----- INPUT DATA

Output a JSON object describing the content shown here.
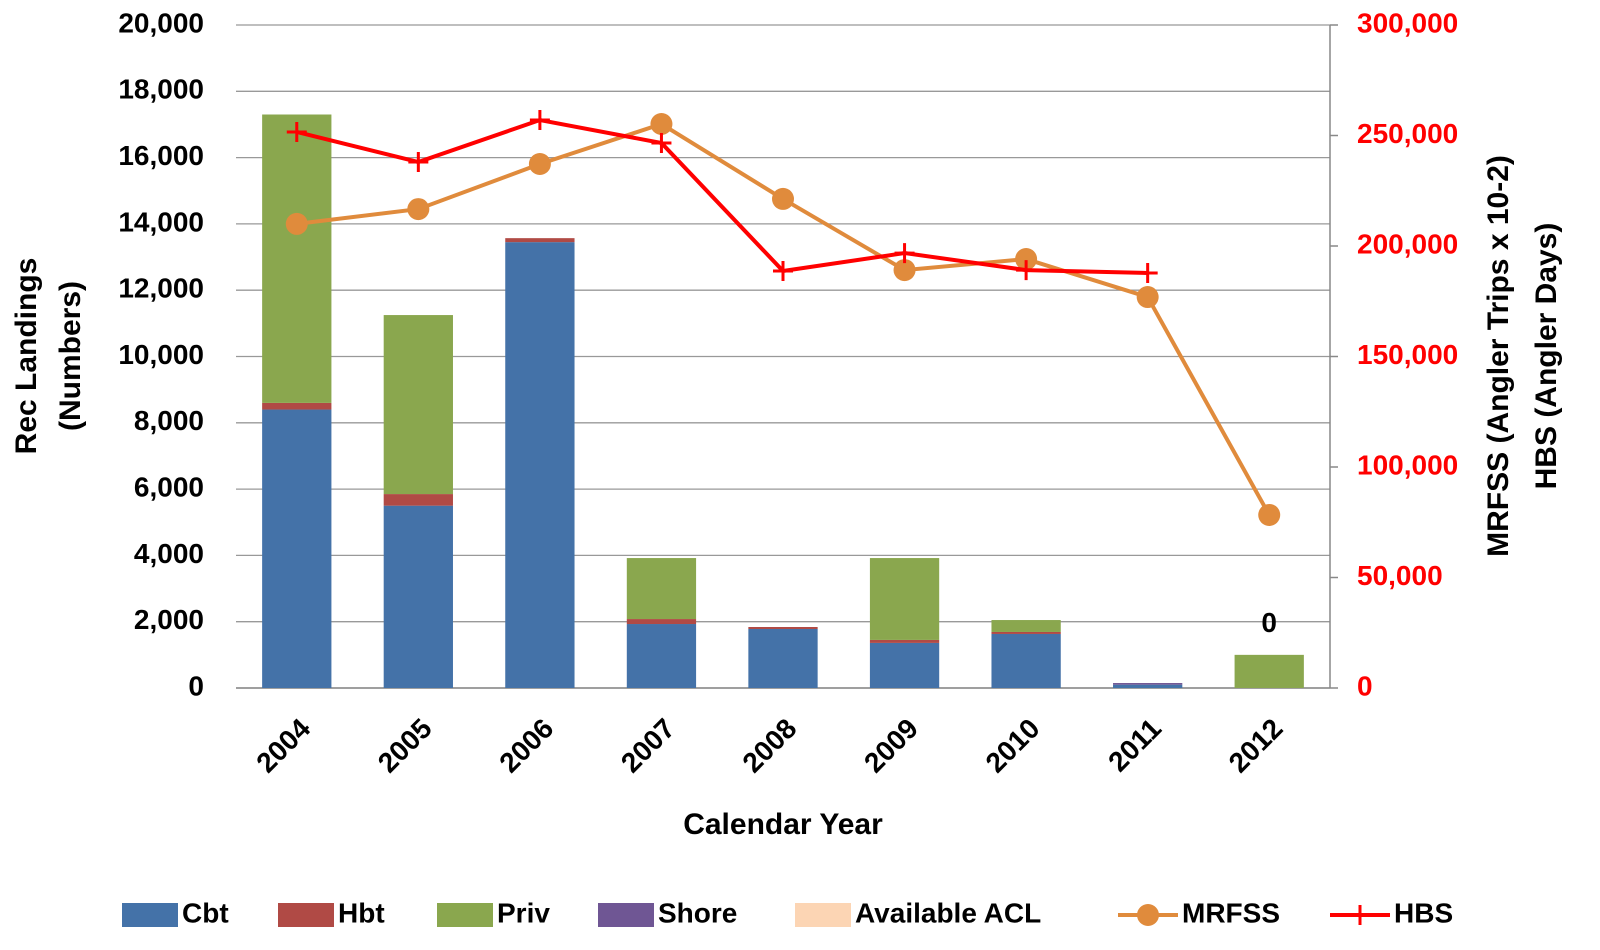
{
  "chart_data": {
    "type": "bar",
    "xlabel": "Calendar Year",
    "ylabel": [
      "Rec Landings",
      "(Numbers)"
    ],
    "y2label": [
      "MRFSS (Angler Trips x 10-2)",
      "HBS (Angler Days)"
    ],
    "categories": [
      "2004",
      "2005",
      "2006",
      "2007",
      "2008",
      "2009",
      "2010",
      "2011",
      "2012"
    ],
    "ylim": [
      0,
      20000
    ],
    "yticks": [
      0,
      {
        "value": 2000,
        "label": "2,000"
      },
      {
        "value": 4000,
        "label": "4,000"
      },
      {
        "value": 6000,
        "label": "6,000"
      },
      {
        "value": 8000,
        "label": "8,000"
      },
      {
        "value": 10000,
        "label": "10,000"
      },
      {
        "value": 12000,
        "label": "12,000"
      },
      {
        "value": 14000,
        "label": "14,000"
      },
      {
        "value": 16000,
        "label": "16,000"
      },
      {
        "value": 18000,
        "label": "18,000"
      },
      {
        "value": 20000,
        "label": "20,000"
      }
    ],
    "y2lim": [
      0,
      300000
    ],
    "y2ticks": [
      0,
      {
        "value": 50000,
        "label": "50,000"
      },
      {
        "value": 100000,
        "label": "100,000"
      },
      {
        "value": 150000,
        "label": "150,000"
      },
      {
        "value": 200000,
        "label": "200,000"
      },
      {
        "value": 250000,
        "label": "250,000"
      },
      {
        "value": 300000,
        "label": "300,000"
      }
    ],
    "y2color": "#ff0000",
    "grid": true,
    "legend": "bottom",
    "series": [
      {
        "name": "Cbt",
        "type": "bar",
        "color": "#4472a8",
        "values": [
          8400,
          5500,
          13450,
          1930,
          1780,
          1360,
          1630,
          100,
          0
        ]
      },
      {
        "name": "Hbt",
        "type": "bar",
        "color": "#b04a45",
        "values": [
          200,
          350,
          120,
          150,
          60,
          90,
          60,
          0,
          0
        ]
      },
      {
        "name": "Priv",
        "type": "bar",
        "color": "#8aa74e",
        "values": [
          8700,
          5400,
          0,
          1840,
          0,
          2470,
          360,
          0,
          1000
        ]
      },
      {
        "name": "Shore",
        "type": "bar",
        "color": "#6f5694",
        "values": [
          0,
          0,
          0,
          0,
          0,
          0,
          0,
          50,
          0
        ]
      },
      {
        "name": "Available ACL",
        "type": "bar",
        "color": "#fcd5b4",
        "values": [
          null,
          null,
          null,
          null,
          null,
          null,
          null,
          null,
          0
        ],
        "data_labels": true
      },
      {
        "name": "MRFSS",
        "type": "line",
        "axis": "y2",
        "marker": "circle",
        "color": "#e08b3c",
        "values": [
          210000,
          216700,
          237100,
          255200,
          221300,
          189100,
          194100,
          176900,
          78300
        ]
      },
      {
        "name": "HBS",
        "type": "line",
        "axis": "y2",
        "marker": "plus",
        "color": "#ff0000",
        "values": [
          251600,
          238000,
          257000,
          246600,
          188700,
          196800,
          189100,
          187800,
          null
        ]
      }
    ]
  }
}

----------

● **REQUIRED TASK**
Leave out the pictures and output the rest of the material exactly as written.

● **ANSWER**
Output a JSON object describing the content shown here.
{
  "chart_data": {
    "type": "bar",
    "xlabel": "Calendar Year",
    "ylabel": [
      "Rec Landings",
      "(Numbers)"
    ],
    "y2label": [
      "MRFSS (Angler Trips x 10-2)",
      "HBS (Angler Days)"
    ],
    "categories": [
      "2004",
      "2005",
      "2006",
      "2007",
      "2008",
      "2009",
      "2010",
      "2011",
      "2012"
    ],
    "ylim": [
      0,
      20000
    ],
    "yticks": [
      0,
      {
        "value": 2000,
        "label": "2,000"
      },
      {
        "value": 4000,
        "label": "4,000"
      },
      {
        "value": 6000,
        "label": "6,000"
      },
      {
        "value": 8000,
        "label": "8,000"
      },
      {
        "value": 10000,
        "label": "10,000"
      },
      {
        "value": 12000,
        "label": "12,000"
      },
      {
        "value": 14000,
        "label": "14,000"
      },
      {
        "value": 16000,
        "label": "16,000"
      },
      {
        "value": 18000,
        "label": "18,000"
      },
      {
        "value": 20000,
        "label": "20,000"
      }
    ],
    "y2lim": [
      0,
      300000
    ],
    "y2ticks": [
      0,
      {
        "value": 50000,
        "label": "50,000"
      },
      {
        "value": 100000,
        "label": "100,000"
      },
      {
        "value": 150000,
        "label": "150,000"
      },
      {
        "value": 200000,
        "label": "200,000"
      },
      {
        "value": 250000,
        "label": "250,000"
      },
      {
        "value": 300000,
        "label": "300,000"
      }
    ],
    "y2color": "#ff0000",
    "grid": true,
    "legend": "bottom",
    "series": [
      {
        "name": "Cbt",
        "type": "bar",
        "color": "#4472a8",
        "values": [
          8400,
          5500,
          13450,
          1930,
          1780,
          1360,
          1630,
          100,
          0
        ]
      },
      {
        "name": "Hbt",
        "type": "bar",
        "color": "#b04a45",
        "values": [
          200,
          350,
          120,
          150,
          60,
          90,
          60,
          0,
          0
        ]
      },
      {
        "name": "Priv",
        "type": "bar",
        "color": "#8aa74e",
        "values": [
          8700,
          5400,
          0,
          1840,
          0,
          2470,
          360,
          0,
          1000
        ]
      },
      {
        "name": "Shore",
        "type": "bar",
        "color": "#6f5694",
        "values": [
          0,
          0,
          0,
          0,
          0,
          0,
          0,
          50,
          0
        ]
      },
      {
        "name": "Available ACL",
        "type": "bar",
        "color": "#fcd5b4",
        "values": [
          null,
          null,
          null,
          null,
          null,
          null,
          null,
          null,
          0
        ],
        "data_labels": true
      },
      {
        "name": "MRFSS",
        "type": "line",
        "axis": "y2",
        "marker": "circle",
        "color": "#e08b3c",
        "values": [
          210000,
          216700,
          237100,
          255200,
          221300,
          189100,
          194100,
          176900,
          78300
        ]
      },
      {
        "name": "HBS",
        "type": "line",
        "axis": "y2",
        "marker": "plus",
        "color": "#ff0000",
        "values": [
          251600,
          238000,
          257000,
          246600,
          188700,
          196800,
          189100,
          187800,
          null
        ]
      }
    ]
  }
}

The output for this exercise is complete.